━━━ EXTRACTED MATERIAL ━━━
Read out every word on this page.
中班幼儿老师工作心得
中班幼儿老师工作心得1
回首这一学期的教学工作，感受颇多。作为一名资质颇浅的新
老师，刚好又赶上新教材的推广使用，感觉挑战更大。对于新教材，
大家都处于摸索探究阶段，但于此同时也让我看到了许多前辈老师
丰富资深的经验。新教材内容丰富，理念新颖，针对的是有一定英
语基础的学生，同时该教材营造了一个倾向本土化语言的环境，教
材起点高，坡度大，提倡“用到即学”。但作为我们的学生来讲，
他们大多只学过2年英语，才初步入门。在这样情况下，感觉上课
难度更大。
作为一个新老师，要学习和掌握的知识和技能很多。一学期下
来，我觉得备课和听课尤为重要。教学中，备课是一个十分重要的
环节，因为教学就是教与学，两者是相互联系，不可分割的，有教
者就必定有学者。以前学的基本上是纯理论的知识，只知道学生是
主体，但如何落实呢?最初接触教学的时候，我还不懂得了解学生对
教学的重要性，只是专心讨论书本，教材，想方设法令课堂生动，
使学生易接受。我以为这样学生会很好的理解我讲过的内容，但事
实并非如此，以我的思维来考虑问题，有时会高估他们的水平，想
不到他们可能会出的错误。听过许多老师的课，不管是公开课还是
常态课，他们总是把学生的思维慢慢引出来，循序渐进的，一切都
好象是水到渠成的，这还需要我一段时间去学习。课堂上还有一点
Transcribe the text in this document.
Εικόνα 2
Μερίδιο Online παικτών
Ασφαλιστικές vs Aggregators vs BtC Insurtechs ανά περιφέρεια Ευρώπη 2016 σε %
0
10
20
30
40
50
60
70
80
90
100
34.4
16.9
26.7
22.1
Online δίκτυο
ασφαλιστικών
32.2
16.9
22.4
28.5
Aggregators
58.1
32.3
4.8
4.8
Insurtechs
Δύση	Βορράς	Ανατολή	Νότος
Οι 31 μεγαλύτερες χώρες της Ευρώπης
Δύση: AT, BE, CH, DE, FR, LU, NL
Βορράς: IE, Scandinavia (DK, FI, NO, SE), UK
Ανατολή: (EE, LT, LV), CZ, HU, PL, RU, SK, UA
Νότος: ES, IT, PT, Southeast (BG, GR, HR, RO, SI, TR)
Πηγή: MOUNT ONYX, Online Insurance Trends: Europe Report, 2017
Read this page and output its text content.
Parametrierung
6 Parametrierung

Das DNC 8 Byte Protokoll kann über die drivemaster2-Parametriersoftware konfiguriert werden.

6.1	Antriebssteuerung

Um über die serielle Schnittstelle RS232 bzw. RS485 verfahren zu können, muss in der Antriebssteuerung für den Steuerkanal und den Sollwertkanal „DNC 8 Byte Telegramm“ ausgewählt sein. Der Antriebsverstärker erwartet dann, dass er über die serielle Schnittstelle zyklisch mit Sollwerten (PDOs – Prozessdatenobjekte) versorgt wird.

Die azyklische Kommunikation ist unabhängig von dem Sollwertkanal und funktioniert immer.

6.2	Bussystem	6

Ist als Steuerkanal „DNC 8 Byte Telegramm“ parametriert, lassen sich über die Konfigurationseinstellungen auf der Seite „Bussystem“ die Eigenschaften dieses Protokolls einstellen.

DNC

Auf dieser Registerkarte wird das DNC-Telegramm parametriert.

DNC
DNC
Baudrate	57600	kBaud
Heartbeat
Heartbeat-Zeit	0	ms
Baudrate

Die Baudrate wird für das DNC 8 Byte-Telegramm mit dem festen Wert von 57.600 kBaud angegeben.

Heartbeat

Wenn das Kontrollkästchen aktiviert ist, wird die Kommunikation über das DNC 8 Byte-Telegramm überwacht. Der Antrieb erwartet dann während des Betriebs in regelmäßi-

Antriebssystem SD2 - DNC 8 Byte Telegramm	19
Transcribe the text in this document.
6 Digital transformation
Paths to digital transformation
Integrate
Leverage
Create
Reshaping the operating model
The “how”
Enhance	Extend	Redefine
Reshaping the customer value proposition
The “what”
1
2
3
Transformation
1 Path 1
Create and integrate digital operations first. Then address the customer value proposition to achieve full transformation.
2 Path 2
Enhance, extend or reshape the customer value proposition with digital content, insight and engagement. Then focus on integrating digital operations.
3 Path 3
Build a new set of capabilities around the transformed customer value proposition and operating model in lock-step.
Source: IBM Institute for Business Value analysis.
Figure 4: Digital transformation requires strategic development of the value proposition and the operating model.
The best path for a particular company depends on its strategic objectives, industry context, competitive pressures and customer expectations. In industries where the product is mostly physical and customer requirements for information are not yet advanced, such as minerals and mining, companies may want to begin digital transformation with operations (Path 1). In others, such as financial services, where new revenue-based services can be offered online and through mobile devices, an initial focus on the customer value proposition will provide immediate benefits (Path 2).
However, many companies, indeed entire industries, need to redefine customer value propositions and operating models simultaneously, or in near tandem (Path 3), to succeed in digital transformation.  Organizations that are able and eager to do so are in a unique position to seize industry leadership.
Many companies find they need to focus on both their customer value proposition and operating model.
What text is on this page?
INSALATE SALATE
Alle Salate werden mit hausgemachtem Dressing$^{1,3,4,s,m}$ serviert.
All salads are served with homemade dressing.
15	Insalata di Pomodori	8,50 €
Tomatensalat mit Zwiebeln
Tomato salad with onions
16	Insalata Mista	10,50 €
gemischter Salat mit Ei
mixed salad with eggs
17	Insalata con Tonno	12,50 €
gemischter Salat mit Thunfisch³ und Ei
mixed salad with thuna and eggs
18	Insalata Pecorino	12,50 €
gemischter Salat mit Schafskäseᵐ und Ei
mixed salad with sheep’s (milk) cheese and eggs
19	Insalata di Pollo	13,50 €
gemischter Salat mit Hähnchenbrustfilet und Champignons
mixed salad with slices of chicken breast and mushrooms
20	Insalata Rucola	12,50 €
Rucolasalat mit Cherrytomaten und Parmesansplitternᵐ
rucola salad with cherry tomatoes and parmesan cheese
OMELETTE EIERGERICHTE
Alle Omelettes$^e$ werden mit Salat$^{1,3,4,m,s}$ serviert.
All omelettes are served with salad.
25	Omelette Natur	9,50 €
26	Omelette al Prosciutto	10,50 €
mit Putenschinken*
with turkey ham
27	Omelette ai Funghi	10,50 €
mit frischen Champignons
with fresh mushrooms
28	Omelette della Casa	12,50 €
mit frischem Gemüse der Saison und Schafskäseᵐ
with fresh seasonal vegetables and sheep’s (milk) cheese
━━━
WHAT IS NEEDED
Using the records above, find and show each line with the string "operating".

OUTPUT FOR THIS TASK
Reshaping the operating model
Build a new set of capabilities around the transformed customer value proposition and operating model in lock-step.
Figure 4: Digital transformation requires strategic development of the value proposition and the operating model.
However, many companies, indeed entire industries, need to redefine customer value propositions and operating models simultaneously, or in near tandem (Path 3), to succeed in digital transformation.  Organizations that are able and eager to do so are in a unique position to seize industry leadership.
Many companies find they need to focus on both their customer value proposition and operating model.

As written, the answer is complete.